▸ **Problem description**: Please work out how many lines in the material contain "JSON" and give only that figure.

Rows from a dataset:
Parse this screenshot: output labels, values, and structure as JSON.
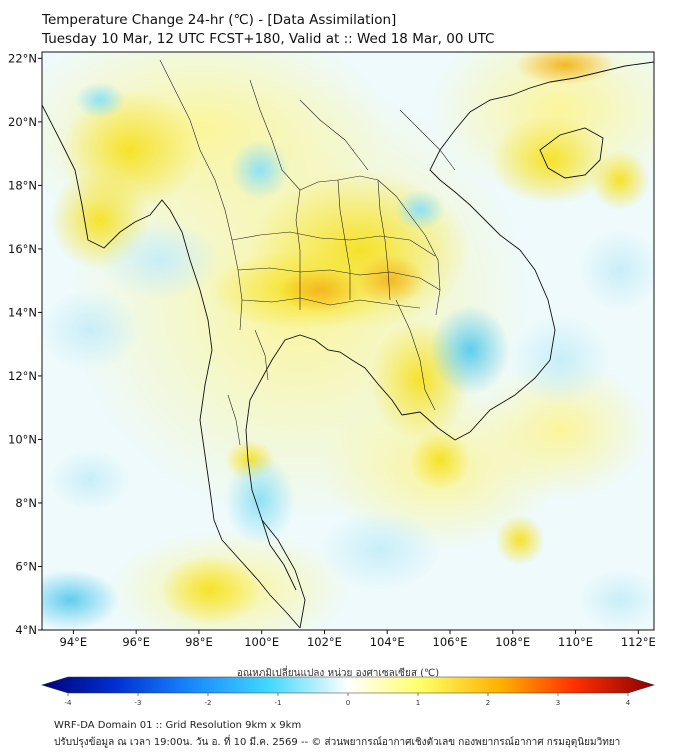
{
  "title": {
    "line1": "Temperature Change 24-hr (℃) - [Data Assimilation]",
    "line2": "Tuesday 10 Mar, 12 UTC FCST+180, Valid at :: Wed 18 Mar, 00 UTC"
  },
  "map": {
    "lat_labels": [
      "22°N",
      "20°N",
      "18°N",
      "16°N",
      "14°N",
      "12°N",
      "10°N",
      "8°N",
      "6°N",
      "4°N"
    ],
    "lon_labels": [
      "94°E",
      "96°E",
      "98°E",
      "100°E",
      "102°E",
      "104°E",
      "106°E",
      "108°E",
      "110°E",
      "112°E"
    ],
    "lat_range": [
      4,
      22.2
    ],
    "lon_range": [
      93.0,
      112.5
    ]
  },
  "colorbar": {
    "label": "อุณหภูมิเปลี่ยนแปลง หน่วย องศาเซลเซียส (℃)",
    "ticks": [
      "-4",
      "-3",
      "-2",
      "-1",
      "0",
      "1",
      "2",
      "3",
      "4"
    ],
    "range": [
      -4,
      4
    ],
    "colors": [
      "#00007a",
      "#0030d0",
      "#1a8cff",
      "#40d8ff",
      "#ffffff",
      "#ffff66",
      "#ffb000",
      "#ff3000",
      "#8a0000"
    ]
  },
  "footer": {
    "line1": "WRF-DA Domain 01 :: Grid Resolution 9km x 9km",
    "line2": "ปรับปรุงข้อมูล ณ เวลา 19:00น. วัน อ. ที่ 10 มี.ค. 2569 -- © ส่วนพยากรณ์อากาศเชิงตัวเลข กองพยากรณ์อากาศ กรมอุตุนิยมวิทยา"
  }
}
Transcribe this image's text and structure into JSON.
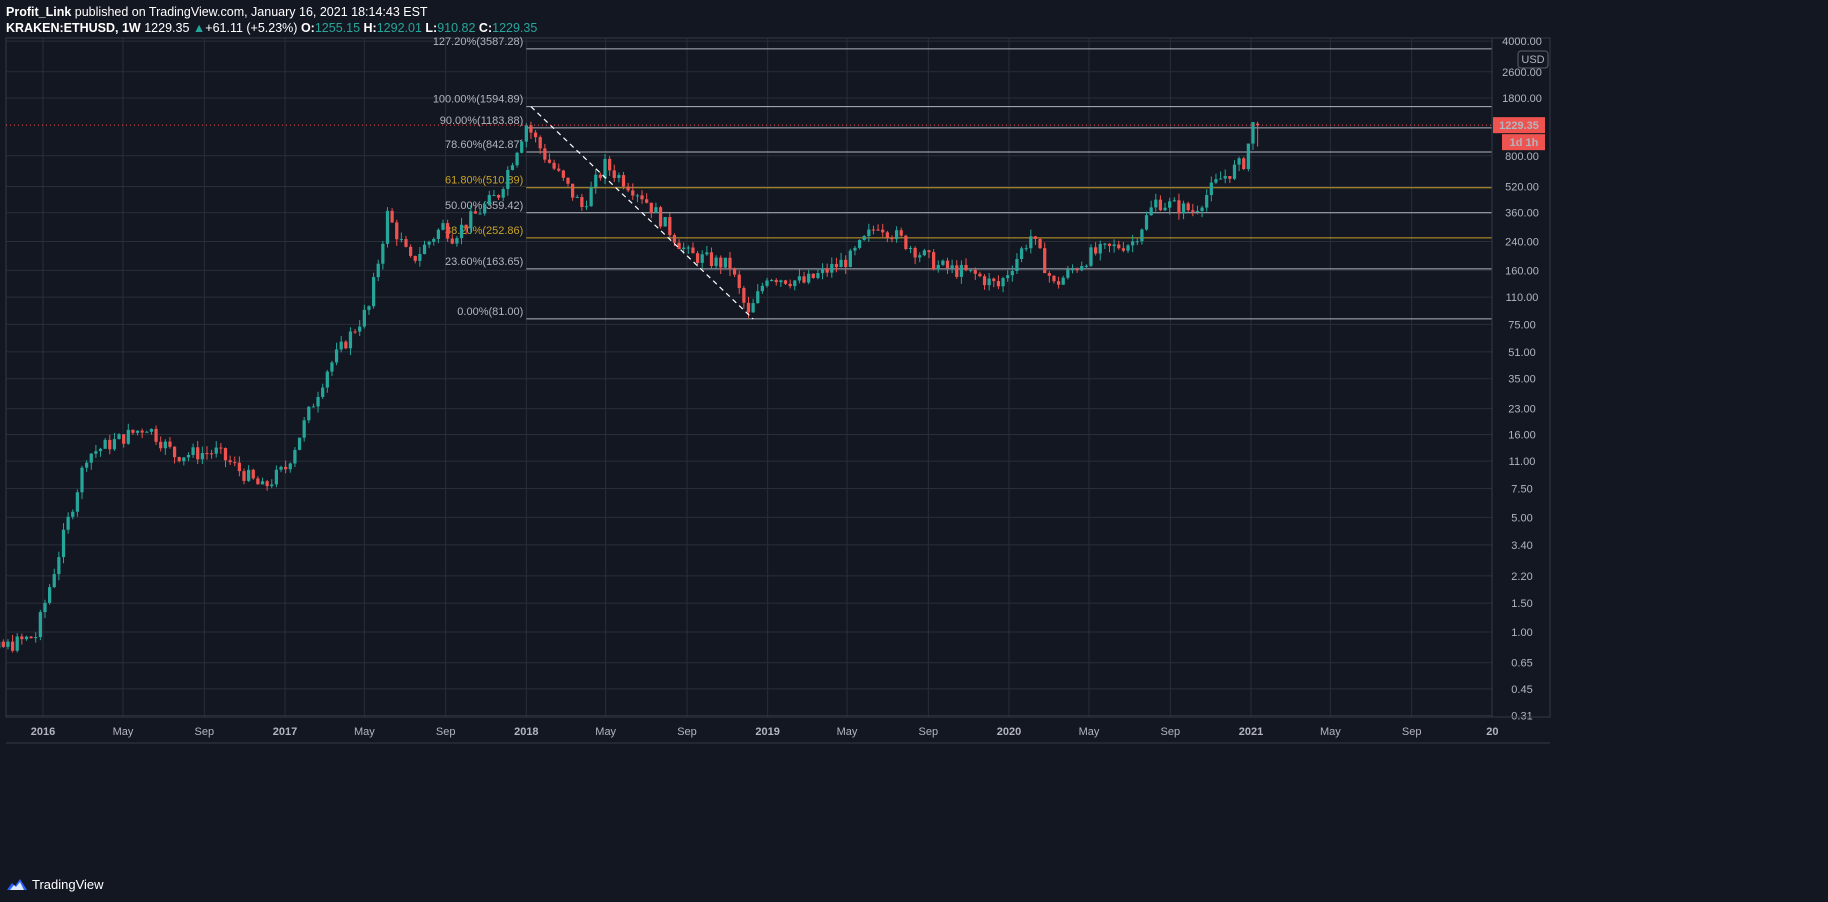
{
  "header": {
    "author": "Profit_Link",
    "published": "published on TradingView.com, January 16, 2021 18:14:43 EST",
    "symbol": "KRAKEN:ETHUSD, 1W",
    "last": "1229.35",
    "change_arrow": "▲",
    "change": "+61.11 (+5.23%)",
    "open_label": "O:",
    "open": "1255.15",
    "high_label": "H:",
    "high": "1292.01",
    "low_label": "L:",
    "low": "910.82",
    "close_label": "C:",
    "close": "1229.35"
  },
  "footer": {
    "brand": "TradingView",
    "logo_icon": "tradingview-logo-icon"
  },
  "colors": {
    "background": "#131722",
    "grid": "#2a2e39",
    "up": "#26a69a",
    "down": "#ef5350",
    "fib_gray": "#b2b5be",
    "fib_gold": "#c9a227"
  },
  "chart_data": {
    "type": "candlestick",
    "scale": "log",
    "currency": "USD",
    "price_axis_ticks": [
      4000,
      2600,
      1800,
      800,
      520,
      360,
      240,
      160,
      110,
      75,
      51,
      35,
      23,
      16,
      11,
      7.5,
      5,
      3.4,
      2.2,
      1.5,
      1,
      0.65,
      0.45,
      0.31
    ],
    "price_axis_labels": [
      "4000.00",
      "2600.00",
      "1800.00",
      "800.00",
      "520.00",
      "360.00",
      "240.00",
      "160.00",
      "110.00",
      "75.00",
      "51.00",
      "35.00",
      "23.00",
      "16.00",
      "11.00",
      "7.50",
      "5.00",
      "3.40",
      "2.20",
      "1.50",
      "1.00",
      "0.65",
      "0.45",
      "0.31"
    ],
    "time_axis_labels": [
      {
        "label": "2016",
        "date": "2016-01",
        "major": true
      },
      {
        "label": "May",
        "date": "2016-05",
        "major": false
      },
      {
        "label": "Sep",
        "date": "2016-09",
        "major": false
      },
      {
        "label": "2017",
        "date": "2017-01",
        "major": true
      },
      {
        "label": "May",
        "date": "2017-05",
        "major": false
      },
      {
        "label": "Sep",
        "date": "2017-09",
        "major": false
      },
      {
        "label": "2018",
        "date": "2018-01",
        "major": true
      },
      {
        "label": "May",
        "date": "2018-05",
        "major": false
      },
      {
        "label": "Sep",
        "date": "2018-09",
        "major": false
      },
      {
        "label": "2019",
        "date": "2019-01",
        "major": true
      },
      {
        "label": "May",
        "date": "2019-05",
        "major": false
      },
      {
        "label": "Sep",
        "date": "2019-09",
        "major": false
      },
      {
        "label": "2020",
        "date": "2020-01",
        "major": true
      },
      {
        "label": "May",
        "date": "2020-05",
        "major": false
      },
      {
        "label": "Sep",
        "date": "2020-09",
        "major": false
      },
      {
        "label": "2021",
        "date": "2021-01",
        "major": true
      },
      {
        "label": "May",
        "date": "2021-05",
        "major": false
      },
      {
        "label": "Sep",
        "date": "2021-09",
        "major": false
      },
      {
        "label": "20",
        "date": "2022-01",
        "major": true
      }
    ],
    "fib_start": "2018-01",
    "fib_levels": [
      {
        "label": "127.20%(3587.28)",
        "price": 3587.28,
        "gold": false
      },
      {
        "label": "100.00%(1594.89)",
        "price": 1594.89,
        "gold": false
      },
      {
        "label": "90.00%(1183.88)",
        "price": 1183.88,
        "gold": false
      },
      {
        "label": "78.60%(842.87)",
        "price": 842.87,
        "gold": false
      },
      {
        "label": "61.80%(510.89)",
        "price": 510.89,
        "gold": true
      },
      {
        "label": "50.00%(359.42)",
        "price": 359.42,
        "gold": false
      },
      {
        "label": "38.20%(252.86)",
        "price": 252.86,
        "gold": true
      },
      {
        "label": "23.60%(163.65)",
        "price": 163.65,
        "gold": false
      },
      {
        "label": "0.00%(81.00)",
        "price": 81.0,
        "gold": false
      }
    ],
    "trend_line": {
      "from": {
        "date": "2018-01-08",
        "price": 1594.89
      },
      "to": {
        "date": "2018-12-10",
        "price": 81.0
      }
    },
    "current_price": {
      "value": "1229.35",
      "price": 1229.35,
      "countdown": "1d 1h"
    },
    "anchors": [
      {
        "date": "2015-08-10",
        "price": 1.0
      },
      {
        "date": "2015-10-20",
        "price": 0.75
      },
      {
        "date": "2015-12-28",
        "price": 0.95
      },
      {
        "date": "2016-03-14",
        "price": 12.0
      },
      {
        "date": "2016-06-13",
        "price": 18.0
      },
      {
        "date": "2016-07-25",
        "price": 12.0
      },
      {
        "date": "2016-09-26",
        "price": 12.5
      },
      {
        "date": "2016-12-05",
        "price": 7.5
      },
      {
        "date": "2017-01-09",
        "price": 10.0
      },
      {
        "date": "2017-03-13",
        "price": 40.0
      },
      {
        "date": "2017-05-15",
        "price": 95.0
      },
      {
        "date": "2017-06-12",
        "price": 350.0
      },
      {
        "date": "2017-07-17",
        "price": 180.0
      },
      {
        "date": "2017-09-04",
        "price": 300.0
      },
      {
        "date": "2017-09-18",
        "price": 260.0
      },
      {
        "date": "2017-11-27",
        "price": 470.0
      },
      {
        "date": "2018-01-08",
        "price": 1250.0
      },
      {
        "date": "2018-02-05",
        "price": 800.0
      },
      {
        "date": "2018-04-02",
        "price": 390.0
      },
      {
        "date": "2018-05-07",
        "price": 700.0
      },
      {
        "date": "2018-07-02",
        "price": 460.0
      },
      {
        "date": "2018-09-10",
        "price": 200.0
      },
      {
        "date": "2018-11-12",
        "price": 170.0
      },
      {
        "date": "2018-12-10",
        "price": 84.0
      },
      {
        "date": "2019-01-07",
        "price": 150.0
      },
      {
        "date": "2019-03-04",
        "price": 135.0
      },
      {
        "date": "2019-05-13",
        "price": 190.0
      },
      {
        "date": "2019-06-24",
        "price": 310.0
      },
      {
        "date": "2019-09-23",
        "price": 170.0
      },
      {
        "date": "2019-11-18",
        "price": 150.0
      },
      {
        "date": "2019-12-23",
        "price": 128.0
      },
      {
        "date": "2020-02-10",
        "price": 260.0
      },
      {
        "date": "2020-03-16",
        "price": 130.0
      },
      {
        "date": "2020-05-11",
        "price": 200.0
      },
      {
        "date": "2020-07-13",
        "price": 240.0
      },
      {
        "date": "2020-08-17",
        "price": 420.0
      },
      {
        "date": "2020-10-12",
        "price": 370.0
      },
      {
        "date": "2020-11-23",
        "price": 580.0
      },
      {
        "date": "2020-12-28",
        "price": 730.0
      },
      {
        "date": "2021-01-11",
        "price": 1229.35
      }
    ],
    "last_candle": {
      "date": "2021-01-11",
      "open": 1255.15,
      "high": 1292.01,
      "low": 910.82,
      "close": 1229.35
    }
  }
}
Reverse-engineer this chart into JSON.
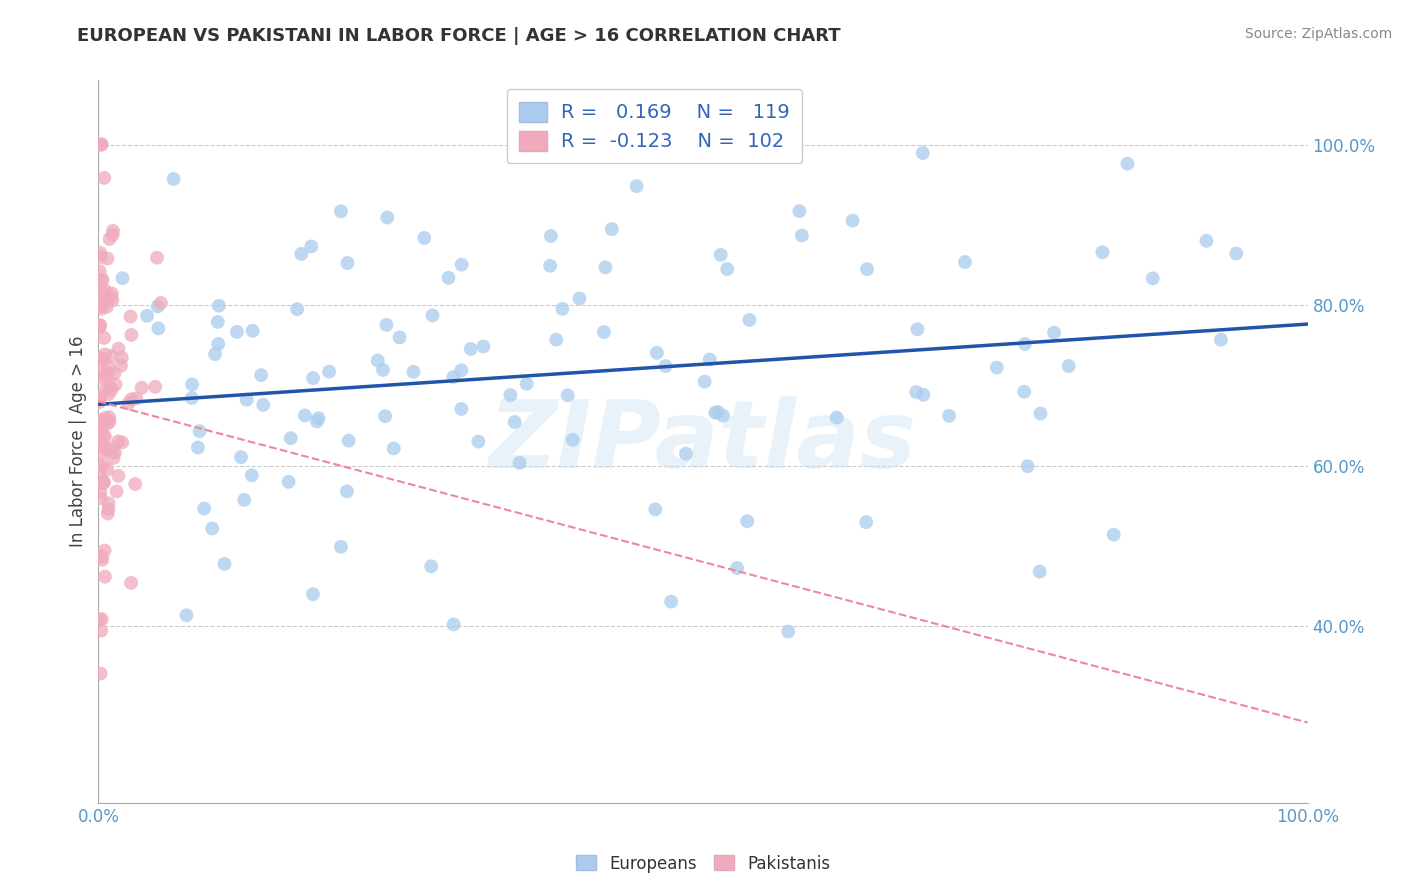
{
  "title": "EUROPEAN VS PAKISTANI IN LABOR FORCE | AGE > 16 CORRELATION CHART",
  "source": "Source: ZipAtlas.com",
  "ylabel": "In Labor Force | Age > 16",
  "european_color": "#aaccee",
  "pakistani_color": "#f0aabb",
  "european_line_color": "#2255aa",
  "pakistani_line_color": "#ee8899",
  "R_european": 0.169,
  "N_european": 119,
  "R_pakistani": -0.123,
  "N_pakistani": 102,
  "tick_color": "#5599cc",
  "title_color": "#333333",
  "source_color": "#888888",
  "watermark": "ZIPatlas",
  "watermark_color": "#c8dff0",
  "legend_label_eur": "Europeans",
  "legend_label_pak": "Pakistanis",
  "xlim": [
    0.0,
    1.0
  ],
  "ylim": [
    0.18,
    1.08
  ],
  "ytick_positions": [
    0.4,
    0.6,
    0.8,
    1.0
  ],
  "ytick_labels": [
    "40.0%",
    "60.0%",
    "80.0%",
    "100.0%"
  ]
}
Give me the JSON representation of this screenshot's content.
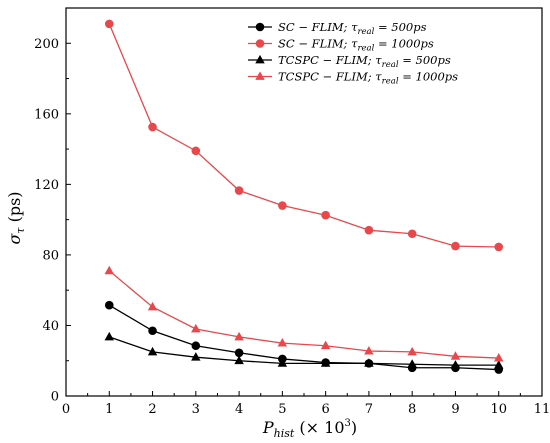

▸ **Correct response**: 4